EXERCISE
Copy the data precisely, keeping every character.

DATA FOR THIS EXERCISE
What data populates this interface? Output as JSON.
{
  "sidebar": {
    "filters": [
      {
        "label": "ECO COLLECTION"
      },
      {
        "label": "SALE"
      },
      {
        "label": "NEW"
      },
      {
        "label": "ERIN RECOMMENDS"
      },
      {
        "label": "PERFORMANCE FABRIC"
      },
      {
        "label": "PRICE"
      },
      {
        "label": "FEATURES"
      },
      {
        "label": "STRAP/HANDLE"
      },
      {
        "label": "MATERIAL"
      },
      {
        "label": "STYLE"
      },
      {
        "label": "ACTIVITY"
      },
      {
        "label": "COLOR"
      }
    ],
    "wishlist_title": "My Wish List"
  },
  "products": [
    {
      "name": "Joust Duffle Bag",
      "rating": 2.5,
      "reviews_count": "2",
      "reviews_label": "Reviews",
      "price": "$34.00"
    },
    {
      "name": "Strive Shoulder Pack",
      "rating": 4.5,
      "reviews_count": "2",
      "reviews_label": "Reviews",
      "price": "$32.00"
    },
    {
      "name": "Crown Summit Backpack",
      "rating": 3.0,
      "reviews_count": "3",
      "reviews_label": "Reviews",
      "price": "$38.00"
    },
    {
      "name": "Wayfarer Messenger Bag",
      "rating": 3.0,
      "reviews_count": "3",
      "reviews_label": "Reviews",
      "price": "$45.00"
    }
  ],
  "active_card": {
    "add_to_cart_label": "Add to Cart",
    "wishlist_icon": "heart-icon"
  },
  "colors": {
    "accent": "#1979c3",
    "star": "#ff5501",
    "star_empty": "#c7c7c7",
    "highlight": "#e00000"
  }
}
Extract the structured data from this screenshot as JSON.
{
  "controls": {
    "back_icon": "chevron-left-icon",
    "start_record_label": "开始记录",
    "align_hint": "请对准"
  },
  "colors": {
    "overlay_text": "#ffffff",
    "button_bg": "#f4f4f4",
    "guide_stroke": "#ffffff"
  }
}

RIGHT ANSWER
What data populates this interface? Output as JSON.
{
  "sidebar": {
    "filters": [
      {
        "label": "ECO COLLECTION"
      },
      {
        "label": "SALE"
      },
      {
        "label": "NEW"
      },
      {
        "label": "ERIN RECOMMENDS"
      },
      {
        "label": "PERFORMANCE FABRIC"
      },
      {
        "label": "PRICE"
      },
      {
        "label": "FEATURES"
      },
      {
        "label": "STRAP/HANDLE"
      },
      {
        "label": "MATERIAL"
      },
      {
        "label": "STYLE"
      },
      {
        "label": "ACTIVITY"
      },
      {
        "label": "COLOR"
      }
    ],
    "wishlist_title": "My Wish List"
  },
  "products": [
    {
      "name": "Joust Duffle Bag",
      "rating": 2.5,
      "reviews_count": "2",
      "reviews_label": "Reviews",
      "price": "$34.00"
    },
    {
      "name": "Strive Shoulder Pack",
      "rating": 4.5,
      "reviews_count": "2",
      "reviews_label": "Reviews",
      "price": "$32.00"
    },
    {
      "name": "Crown Summit Backpack",
      "rating": 3.0,
      "reviews_count": "3",
      "reviews_label": "Reviews",
      "price": "$38.00"
    },
    {
      "name": "Wayfarer Messenger Bag",
      "rating": 3.0,
      "reviews_count": "3",
      "reviews_label": "Reviews",
      "price": "$45.00"
    }
  ],
  "active_card": {
    "add_to_cart_label": "Add to Cart",
    "wishlist_icon": "heart-icon"
  },
  "colors": {
    "accent": "#1979c3",
    "star": "#ff5501",
    "star_empty": "#c7c7c7",
    "highlight": "#e00000"
  }
}
Extract the structured data from this screenshot as JSON.
{
  "controls": {
    "back_icon": "chevron-left-icon",
    "start_record_label": "开始记录",
    "align_hint": "请对准"
  },
  "colors": {
    "overlay_text": "#ffffff",
    "button_bg": "#f4f4f4",
    "guide_stroke": "#ffffff"
  }
}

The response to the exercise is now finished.